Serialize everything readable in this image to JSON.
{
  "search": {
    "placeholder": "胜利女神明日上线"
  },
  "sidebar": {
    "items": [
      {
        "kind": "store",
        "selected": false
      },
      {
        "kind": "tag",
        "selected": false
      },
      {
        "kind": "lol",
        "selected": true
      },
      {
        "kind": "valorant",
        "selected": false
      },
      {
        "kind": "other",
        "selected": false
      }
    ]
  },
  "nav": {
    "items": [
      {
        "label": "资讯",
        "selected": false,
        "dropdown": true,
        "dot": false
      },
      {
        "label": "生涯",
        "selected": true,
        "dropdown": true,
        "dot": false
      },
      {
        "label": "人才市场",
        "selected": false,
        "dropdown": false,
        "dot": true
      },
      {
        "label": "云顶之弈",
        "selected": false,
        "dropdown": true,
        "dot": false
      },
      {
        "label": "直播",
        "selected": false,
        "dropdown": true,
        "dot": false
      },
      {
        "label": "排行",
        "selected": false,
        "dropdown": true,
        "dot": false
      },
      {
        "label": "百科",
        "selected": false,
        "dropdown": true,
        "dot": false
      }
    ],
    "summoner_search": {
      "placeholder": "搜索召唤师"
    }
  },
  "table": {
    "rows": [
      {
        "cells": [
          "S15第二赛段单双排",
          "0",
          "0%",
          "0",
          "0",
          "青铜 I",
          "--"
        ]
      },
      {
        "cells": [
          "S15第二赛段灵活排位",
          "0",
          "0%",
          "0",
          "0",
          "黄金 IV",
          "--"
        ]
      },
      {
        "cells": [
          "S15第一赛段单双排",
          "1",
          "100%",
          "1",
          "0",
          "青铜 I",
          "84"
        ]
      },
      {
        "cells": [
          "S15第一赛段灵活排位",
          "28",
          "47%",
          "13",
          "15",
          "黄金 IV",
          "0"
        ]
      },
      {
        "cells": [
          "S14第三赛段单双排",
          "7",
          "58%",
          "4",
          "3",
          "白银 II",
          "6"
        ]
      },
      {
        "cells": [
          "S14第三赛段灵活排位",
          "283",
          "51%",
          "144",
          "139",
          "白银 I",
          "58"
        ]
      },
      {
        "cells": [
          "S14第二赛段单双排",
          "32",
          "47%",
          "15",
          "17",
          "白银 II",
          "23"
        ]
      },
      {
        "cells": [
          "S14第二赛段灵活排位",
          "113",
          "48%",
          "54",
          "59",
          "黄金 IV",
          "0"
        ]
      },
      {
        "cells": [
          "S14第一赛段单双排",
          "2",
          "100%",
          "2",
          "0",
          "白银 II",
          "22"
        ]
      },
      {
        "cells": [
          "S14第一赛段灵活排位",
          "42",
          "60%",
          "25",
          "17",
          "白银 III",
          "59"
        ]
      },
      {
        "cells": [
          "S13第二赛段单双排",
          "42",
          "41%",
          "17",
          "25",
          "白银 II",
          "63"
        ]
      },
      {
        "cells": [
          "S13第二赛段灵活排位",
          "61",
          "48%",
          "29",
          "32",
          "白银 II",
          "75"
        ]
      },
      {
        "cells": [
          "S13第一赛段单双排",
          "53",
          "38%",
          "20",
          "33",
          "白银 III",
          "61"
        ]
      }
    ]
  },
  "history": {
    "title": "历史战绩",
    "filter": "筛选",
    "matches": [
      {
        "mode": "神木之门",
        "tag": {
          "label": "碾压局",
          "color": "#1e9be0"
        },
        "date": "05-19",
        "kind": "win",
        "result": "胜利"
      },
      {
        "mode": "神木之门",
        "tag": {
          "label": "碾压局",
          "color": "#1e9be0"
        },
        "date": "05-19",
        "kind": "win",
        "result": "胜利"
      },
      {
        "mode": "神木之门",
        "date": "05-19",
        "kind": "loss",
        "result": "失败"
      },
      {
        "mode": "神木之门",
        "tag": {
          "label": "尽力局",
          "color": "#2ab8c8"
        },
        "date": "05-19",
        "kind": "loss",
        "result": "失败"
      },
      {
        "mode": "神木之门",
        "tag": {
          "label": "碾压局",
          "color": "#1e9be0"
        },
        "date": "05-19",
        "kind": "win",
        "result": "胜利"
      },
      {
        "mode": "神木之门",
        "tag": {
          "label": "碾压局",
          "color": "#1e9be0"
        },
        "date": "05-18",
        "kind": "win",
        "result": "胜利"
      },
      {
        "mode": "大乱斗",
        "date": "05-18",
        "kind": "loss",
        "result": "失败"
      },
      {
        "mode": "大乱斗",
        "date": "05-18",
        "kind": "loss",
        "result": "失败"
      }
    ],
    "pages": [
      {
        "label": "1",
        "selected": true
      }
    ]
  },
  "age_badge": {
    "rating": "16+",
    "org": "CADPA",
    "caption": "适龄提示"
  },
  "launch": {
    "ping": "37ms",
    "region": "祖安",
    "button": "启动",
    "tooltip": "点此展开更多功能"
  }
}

----------

Exercise directions :: Copy out every entry again, exactly as it was given.

Worked solution ::
Serialize everything readable in this image to JSON.
{
  "search": {
    "placeholder": "胜利女神明日上线"
  },
  "sidebar": {
    "items": [
      {
        "kind": "store",
        "selected": false
      },
      {
        "kind": "tag",
        "selected": false
      },
      {
        "kind": "lol",
        "selected": true
      },
      {
        "kind": "valorant",
        "selected": false
      },
      {
        "kind": "other",
        "selected": false
      }
    ]
  },
  "nav": {
    "items": [
      {
        "label": "资讯",
        "selected": false,
        "dropdown": true,
        "dot": false
      },
      {
        "label": "生涯",
        "selected": true,
        "dropdown": true,
        "dot": false
      },
      {
        "label": "人才市场",
        "selected": false,
        "dropdown": false,
        "dot": true
      },
      {
        "label": "云顶之弈",
        "selected": false,
        "dropdown": true,
        "dot": false
      },
      {
        "label": "直播",
        "selected": false,
        "dropdown": true,
        "dot": false
      },
      {
        "label": "排行",
        "selected": false,
        "dropdown": true,
        "dot": false
      },
      {
        "label": "百科",
        "selected": false,
        "dropdown": true,
        "dot": false
      }
    ],
    "summoner_search": {
      "placeholder": "搜索召唤师"
    }
  },
  "table": {
    "rows": [
      {
        "cells": [
          "S15第二赛段单双排",
          "0",
          "0%",
          "0",
          "0",
          "青铜 I",
          "--"
        ]
      },
      {
        "cells": [
          "S15第二赛段灵活排位",
          "0",
          "0%",
          "0",
          "0",
          "黄金 IV",
          "--"
        ]
      },
      {
        "cells": [
          "S15第一赛段单双排",
          "1",
          "100%",
          "1",
          "0",
          "青铜 I",
          "84"
        ]
      },
      {
        "cells": [
          "S15第一赛段灵活排位",
          "28",
          "47%",
          "13",
          "15",
          "黄金 IV",
          "0"
        ]
      },
      {
        "cells": [
          "S14第三赛段单双排",
          "7",
          "58%",
          "4",
          "3",
          "白银 II",
          "6"
        ]
      },
      {
        "cells": [
          "S14第三赛段灵活排位",
          "283",
          "51%",
          "144",
          "139",
          "白银 I",
          "58"
        ]
      },
      {
        "cells": [
          "S14第二赛段单双排",
          "32",
          "47%",
          "15",
          "17",
          "白银 II",
          "23"
        ]
      },
      {
        "cells": [
          "S14第二赛段灵活排位",
          "113",
          "48%",
          "54",
          "59",
          "黄金 IV",
          "0"
        ]
      },
      {
        "cells": [
          "S14第一赛段单双排",
          "2",
          "100%",
          "2",
          "0",
          "白银 II",
          "22"
        ]
      },
      {
        "cells": [
          "S14第一赛段灵活排位",
          "42",
          "60%",
          "25",
          "17",
          "白银 III",
          "59"
        ]
      },
      {
        "cells": [
          "S13第二赛段单双排",
          "42",
          "41%",
          "17",
          "25",
          "白银 II",
          "63"
        ]
      },
      {
        "cells": [
          "S13第二赛段灵活排位",
          "61",
          "48%",
          "29",
          "32",
          "白银 II",
          "75"
        ]
      },
      {
        "cells": [
          "S13第一赛段单双排",
          "53",
          "38%",
          "20",
          "33",
          "白银 III",
          "61"
        ]
      }
    ]
  },
  "history": {
    "title": "历史战绩",
    "filter": "筛选",
    "matches": [
      {
        "mode": "神木之门",
        "tag": {
          "label": "碾压局",
          "color": "#1e9be0"
        },
        "date": "05-19",
        "kind": "win",
        "result": "胜利"
      },
      {
        "mode": "神木之门",
        "tag": {
          "label": "碾压局",
          "color": "#1e9be0"
        },
        "date": "05-19",
        "kind": "win",
        "result": "胜利"
      },
      {
        "mode": "神木之门",
        "date": "05-19",
        "kind": "loss",
        "result": "失败"
      },
      {
        "mode": "神木之门",
        "tag": {
          "label": "尽力局",
          "color": "#2ab8c8"
        },
        "date": "05-19",
        "kind": "loss",
        "result": "失败"
      },
      {
        "mode": "神木之门",
        "tag": {
          "label": "碾压局",
          "color": "#1e9be0"
        },
        "date": "05-19",
        "kind": "win",
        "result": "胜利"
      },
      {
        "mode": "神木之门",
        "tag": {
          "label": "碾压局",
          "color": "#1e9be0"
        },
        "date": "05-18",
        "kind": "win",
        "result": "胜利"
      },
      {
        "mode": "大乱斗",
        "date": "05-18",
        "kind": "loss",
        "result": "失败"
      },
      {
        "mode": "大乱斗",
        "date": "05-18",
        "kind": "loss",
        "result": "失败"
      }
    ],
    "pages": [
      {
        "label": "1",
        "selected": true
      }
    ]
  },
  "age_badge": {
    "rating": "16+",
    "org": "CADPA",
    "caption": "适龄提示"
  },
  "launch": {
    "ping": "37ms",
    "region": "祖安",
    "button": "启动",
    "tooltip": "点此展开更多功能"
  }
}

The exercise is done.